> [Set problem]: Your task is to locate every line holding the string "document" and to copy each of them.

> [Exercise material]:
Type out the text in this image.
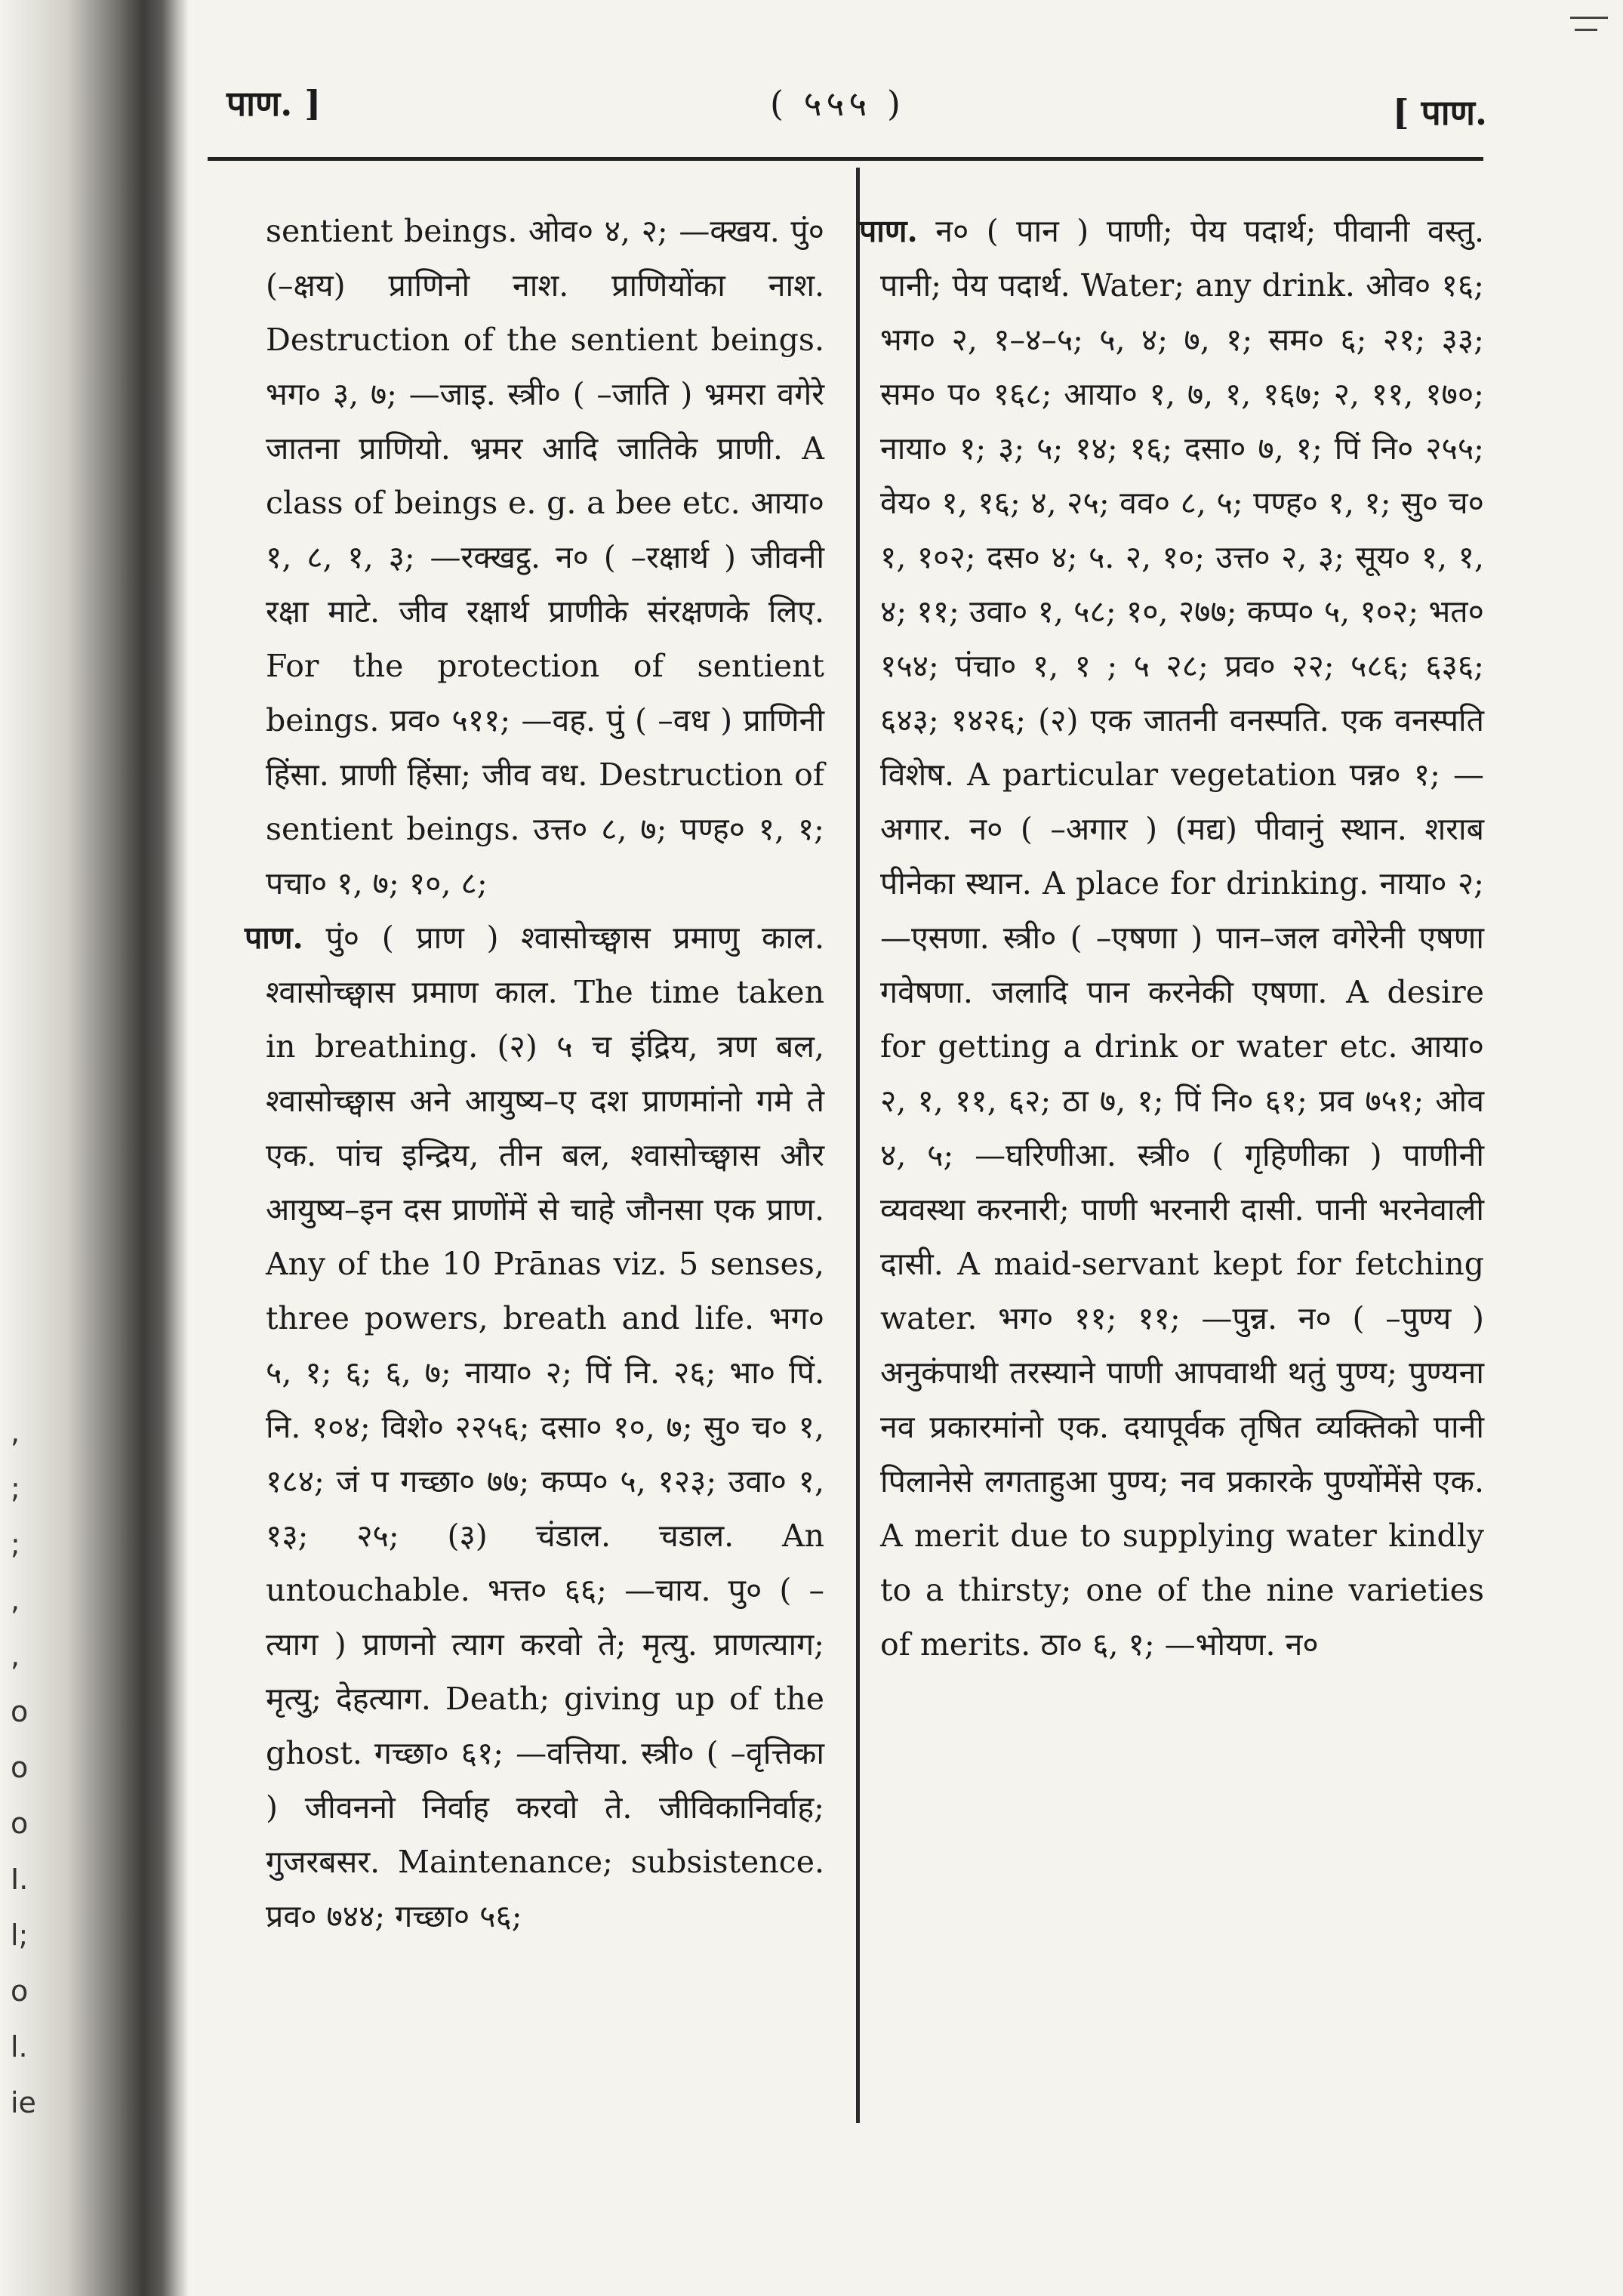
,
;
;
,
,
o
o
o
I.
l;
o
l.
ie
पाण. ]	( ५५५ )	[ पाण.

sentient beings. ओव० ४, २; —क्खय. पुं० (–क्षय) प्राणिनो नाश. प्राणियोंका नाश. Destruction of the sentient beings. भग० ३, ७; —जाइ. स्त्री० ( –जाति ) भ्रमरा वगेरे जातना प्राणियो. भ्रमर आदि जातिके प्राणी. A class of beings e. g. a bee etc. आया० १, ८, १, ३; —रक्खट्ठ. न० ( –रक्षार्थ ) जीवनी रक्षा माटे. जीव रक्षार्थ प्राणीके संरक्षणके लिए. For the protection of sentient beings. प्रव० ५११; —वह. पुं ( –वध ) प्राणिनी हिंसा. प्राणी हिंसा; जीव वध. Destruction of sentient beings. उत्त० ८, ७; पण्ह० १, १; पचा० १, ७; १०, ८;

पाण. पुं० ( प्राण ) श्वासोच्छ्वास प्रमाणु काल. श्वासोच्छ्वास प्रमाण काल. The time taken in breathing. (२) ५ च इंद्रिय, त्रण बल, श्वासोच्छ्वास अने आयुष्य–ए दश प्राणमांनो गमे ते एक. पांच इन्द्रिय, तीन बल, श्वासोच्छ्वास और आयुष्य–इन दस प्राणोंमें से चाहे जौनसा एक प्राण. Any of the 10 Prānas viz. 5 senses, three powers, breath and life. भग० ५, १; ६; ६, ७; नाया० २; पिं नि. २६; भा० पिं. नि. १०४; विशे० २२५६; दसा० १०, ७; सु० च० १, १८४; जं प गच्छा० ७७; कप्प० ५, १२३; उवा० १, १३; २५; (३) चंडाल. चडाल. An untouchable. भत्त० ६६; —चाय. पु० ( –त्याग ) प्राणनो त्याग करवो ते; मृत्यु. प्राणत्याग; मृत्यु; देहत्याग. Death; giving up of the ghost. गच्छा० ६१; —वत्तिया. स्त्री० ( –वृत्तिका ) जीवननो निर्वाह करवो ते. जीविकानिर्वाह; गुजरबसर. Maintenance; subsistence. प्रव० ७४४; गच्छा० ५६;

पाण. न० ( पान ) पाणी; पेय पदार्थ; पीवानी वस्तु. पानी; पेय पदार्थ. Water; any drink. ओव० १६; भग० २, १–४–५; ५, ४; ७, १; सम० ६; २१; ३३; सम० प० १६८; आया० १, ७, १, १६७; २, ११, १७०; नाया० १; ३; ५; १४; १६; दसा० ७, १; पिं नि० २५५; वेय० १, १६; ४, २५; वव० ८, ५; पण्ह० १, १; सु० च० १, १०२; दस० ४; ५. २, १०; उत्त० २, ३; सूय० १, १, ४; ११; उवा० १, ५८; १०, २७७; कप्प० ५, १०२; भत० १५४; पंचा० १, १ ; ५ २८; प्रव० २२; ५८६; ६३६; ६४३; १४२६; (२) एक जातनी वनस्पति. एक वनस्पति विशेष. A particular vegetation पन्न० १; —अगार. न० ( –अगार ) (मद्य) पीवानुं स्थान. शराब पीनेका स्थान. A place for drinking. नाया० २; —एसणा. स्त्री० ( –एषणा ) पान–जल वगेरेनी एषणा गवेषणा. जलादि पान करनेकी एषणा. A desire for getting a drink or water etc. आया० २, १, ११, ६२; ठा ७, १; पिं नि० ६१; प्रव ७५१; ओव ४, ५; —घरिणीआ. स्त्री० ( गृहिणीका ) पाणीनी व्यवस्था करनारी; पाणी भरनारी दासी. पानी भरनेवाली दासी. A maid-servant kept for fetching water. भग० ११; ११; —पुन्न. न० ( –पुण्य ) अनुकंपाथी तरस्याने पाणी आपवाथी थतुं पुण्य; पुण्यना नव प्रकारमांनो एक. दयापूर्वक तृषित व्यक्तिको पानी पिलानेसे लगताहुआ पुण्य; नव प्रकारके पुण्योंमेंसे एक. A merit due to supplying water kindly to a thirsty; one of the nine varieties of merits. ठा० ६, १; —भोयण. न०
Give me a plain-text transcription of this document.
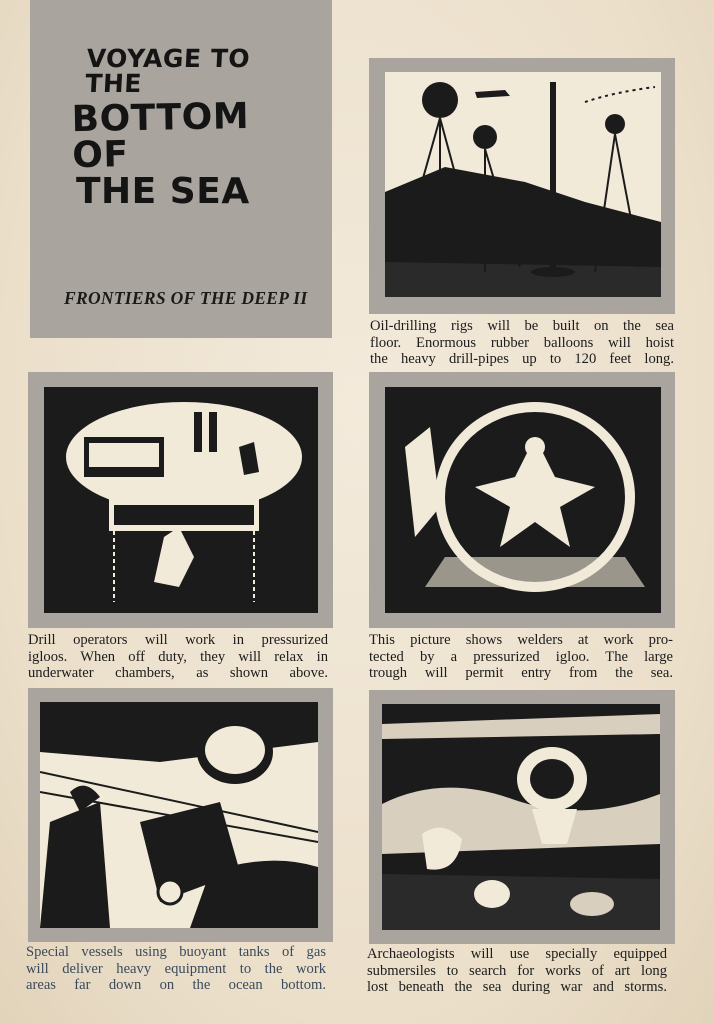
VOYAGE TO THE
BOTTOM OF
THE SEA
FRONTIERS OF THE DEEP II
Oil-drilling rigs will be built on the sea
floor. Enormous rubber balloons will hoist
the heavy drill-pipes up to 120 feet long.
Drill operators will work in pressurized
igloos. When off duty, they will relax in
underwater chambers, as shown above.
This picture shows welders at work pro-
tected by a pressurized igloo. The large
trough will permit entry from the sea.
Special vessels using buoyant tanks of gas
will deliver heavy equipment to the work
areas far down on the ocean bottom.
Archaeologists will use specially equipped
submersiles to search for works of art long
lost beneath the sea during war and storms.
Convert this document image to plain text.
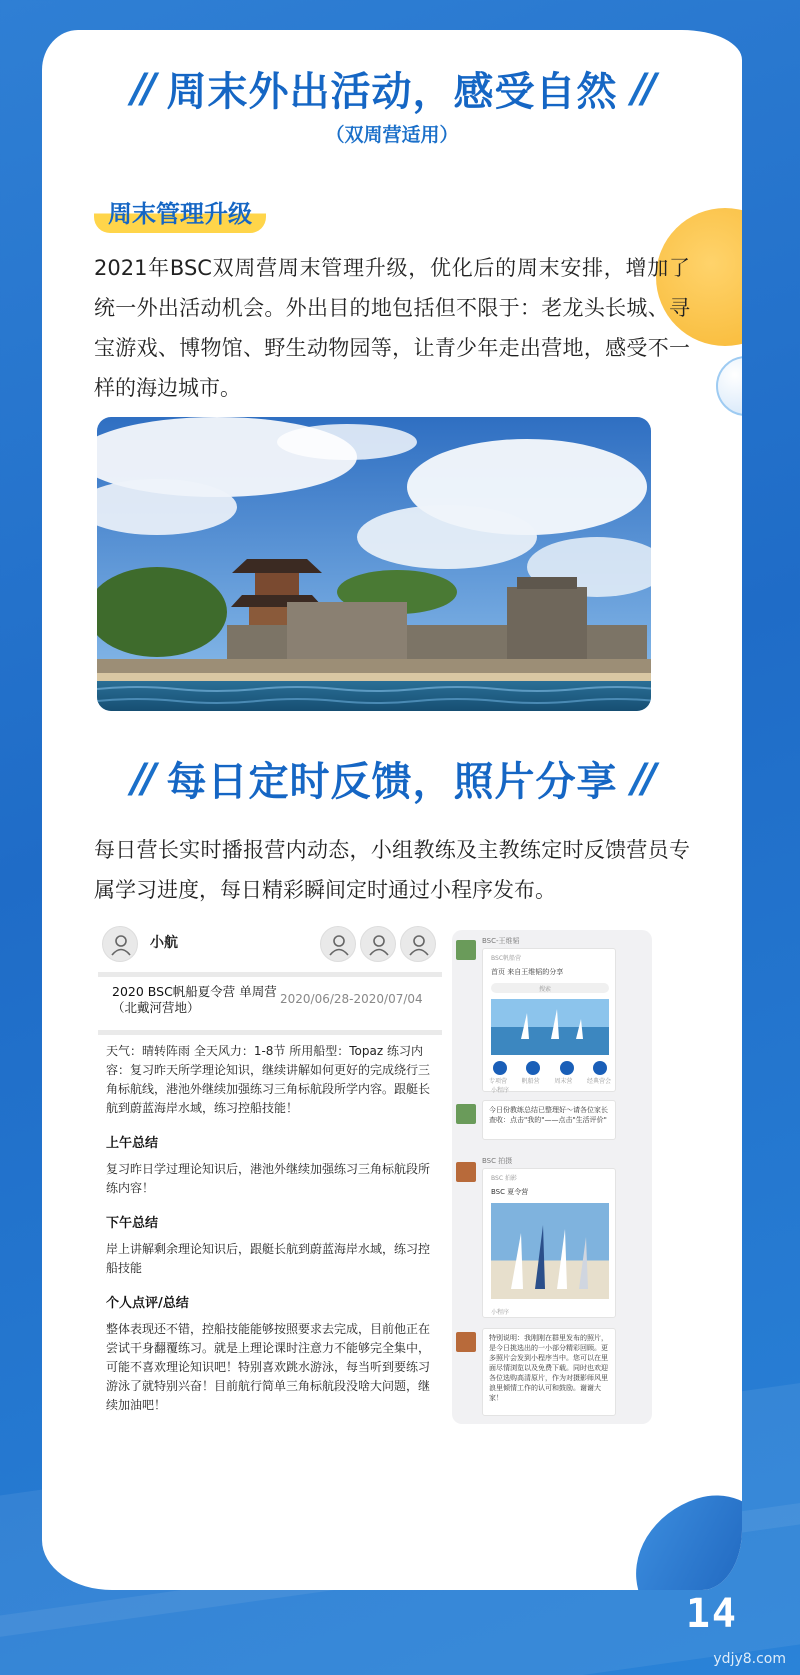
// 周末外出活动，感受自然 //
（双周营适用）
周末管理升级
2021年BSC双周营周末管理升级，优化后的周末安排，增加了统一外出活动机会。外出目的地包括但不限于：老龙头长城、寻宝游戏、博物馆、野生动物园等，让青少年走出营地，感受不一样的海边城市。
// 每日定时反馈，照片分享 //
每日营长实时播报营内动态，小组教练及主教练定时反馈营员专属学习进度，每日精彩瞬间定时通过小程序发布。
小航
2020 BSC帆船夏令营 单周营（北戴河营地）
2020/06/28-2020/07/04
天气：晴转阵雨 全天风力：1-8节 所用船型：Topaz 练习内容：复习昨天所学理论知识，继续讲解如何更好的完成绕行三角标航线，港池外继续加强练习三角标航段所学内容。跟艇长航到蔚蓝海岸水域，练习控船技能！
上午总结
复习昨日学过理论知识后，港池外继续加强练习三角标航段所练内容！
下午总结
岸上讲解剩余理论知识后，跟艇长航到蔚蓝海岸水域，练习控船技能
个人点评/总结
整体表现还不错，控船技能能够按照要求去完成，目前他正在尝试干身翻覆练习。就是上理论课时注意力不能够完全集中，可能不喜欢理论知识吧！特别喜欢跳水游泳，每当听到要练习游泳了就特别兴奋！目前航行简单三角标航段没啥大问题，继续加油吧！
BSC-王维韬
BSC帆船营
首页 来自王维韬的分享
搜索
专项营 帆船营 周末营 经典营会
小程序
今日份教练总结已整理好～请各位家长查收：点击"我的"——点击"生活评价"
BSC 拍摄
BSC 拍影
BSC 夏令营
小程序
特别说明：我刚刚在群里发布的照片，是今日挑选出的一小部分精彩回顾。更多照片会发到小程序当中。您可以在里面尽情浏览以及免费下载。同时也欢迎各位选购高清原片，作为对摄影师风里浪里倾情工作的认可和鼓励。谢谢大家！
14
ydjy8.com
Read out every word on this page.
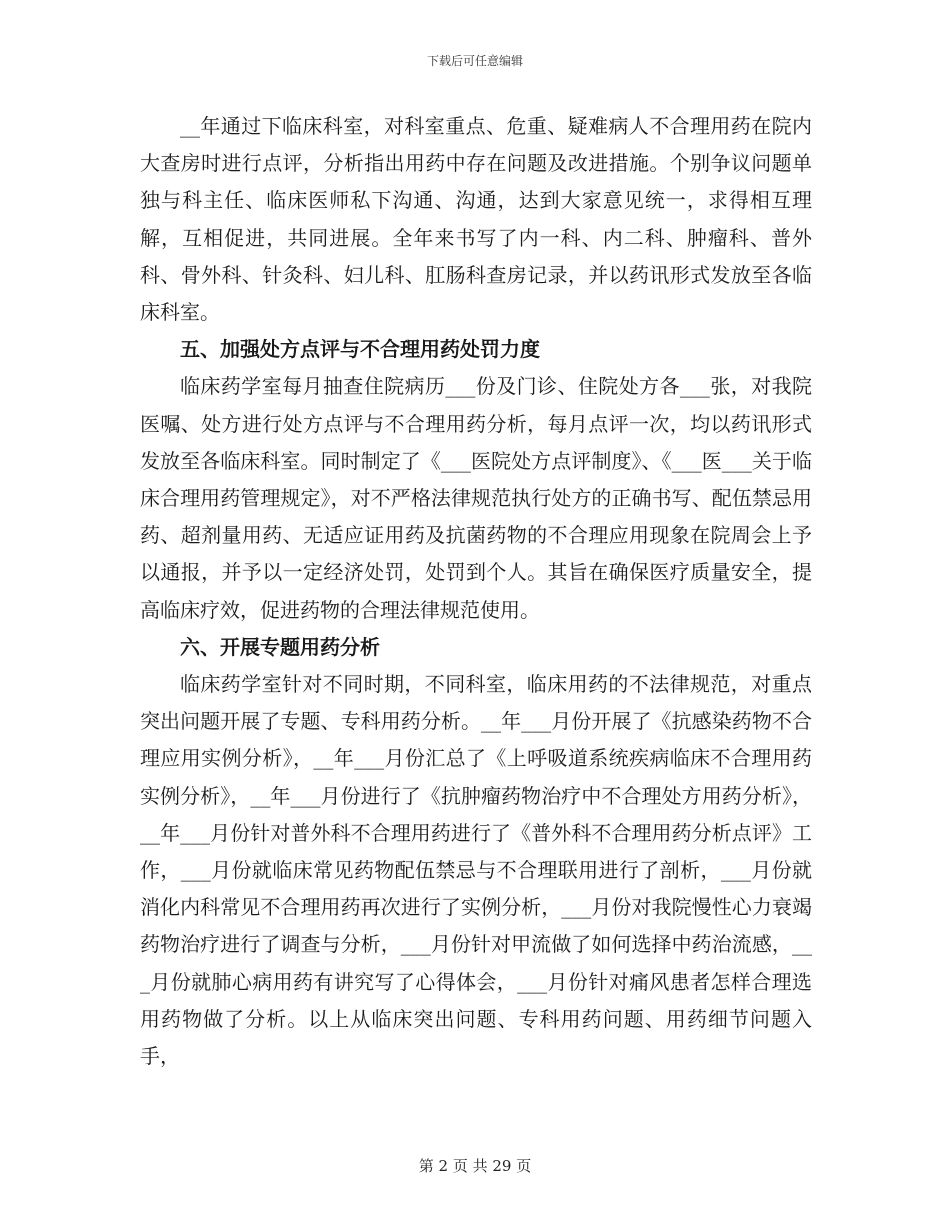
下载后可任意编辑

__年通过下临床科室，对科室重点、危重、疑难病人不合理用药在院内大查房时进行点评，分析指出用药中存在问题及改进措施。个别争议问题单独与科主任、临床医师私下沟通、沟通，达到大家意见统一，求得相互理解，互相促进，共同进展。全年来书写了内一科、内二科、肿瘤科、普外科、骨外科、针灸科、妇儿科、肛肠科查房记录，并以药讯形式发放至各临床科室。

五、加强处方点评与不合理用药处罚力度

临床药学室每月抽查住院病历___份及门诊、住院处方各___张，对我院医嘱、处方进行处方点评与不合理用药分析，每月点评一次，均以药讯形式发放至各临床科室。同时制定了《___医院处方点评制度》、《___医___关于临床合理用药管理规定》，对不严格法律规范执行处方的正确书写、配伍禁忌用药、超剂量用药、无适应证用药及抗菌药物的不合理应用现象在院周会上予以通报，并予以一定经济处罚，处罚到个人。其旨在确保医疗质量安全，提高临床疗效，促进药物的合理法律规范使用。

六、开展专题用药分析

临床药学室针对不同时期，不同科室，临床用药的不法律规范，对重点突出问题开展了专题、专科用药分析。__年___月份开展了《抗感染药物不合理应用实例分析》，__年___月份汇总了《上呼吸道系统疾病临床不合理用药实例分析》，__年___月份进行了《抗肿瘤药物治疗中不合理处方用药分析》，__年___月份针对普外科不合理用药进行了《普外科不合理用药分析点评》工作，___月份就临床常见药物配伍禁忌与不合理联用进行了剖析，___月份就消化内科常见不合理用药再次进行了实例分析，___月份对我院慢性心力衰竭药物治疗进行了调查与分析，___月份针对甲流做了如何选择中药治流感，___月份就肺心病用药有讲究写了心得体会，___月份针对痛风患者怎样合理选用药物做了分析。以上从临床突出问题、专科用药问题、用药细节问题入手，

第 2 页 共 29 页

> [Solution to this task]:
Give me a plain-text transcription of this document.
Convert this document image to plain text.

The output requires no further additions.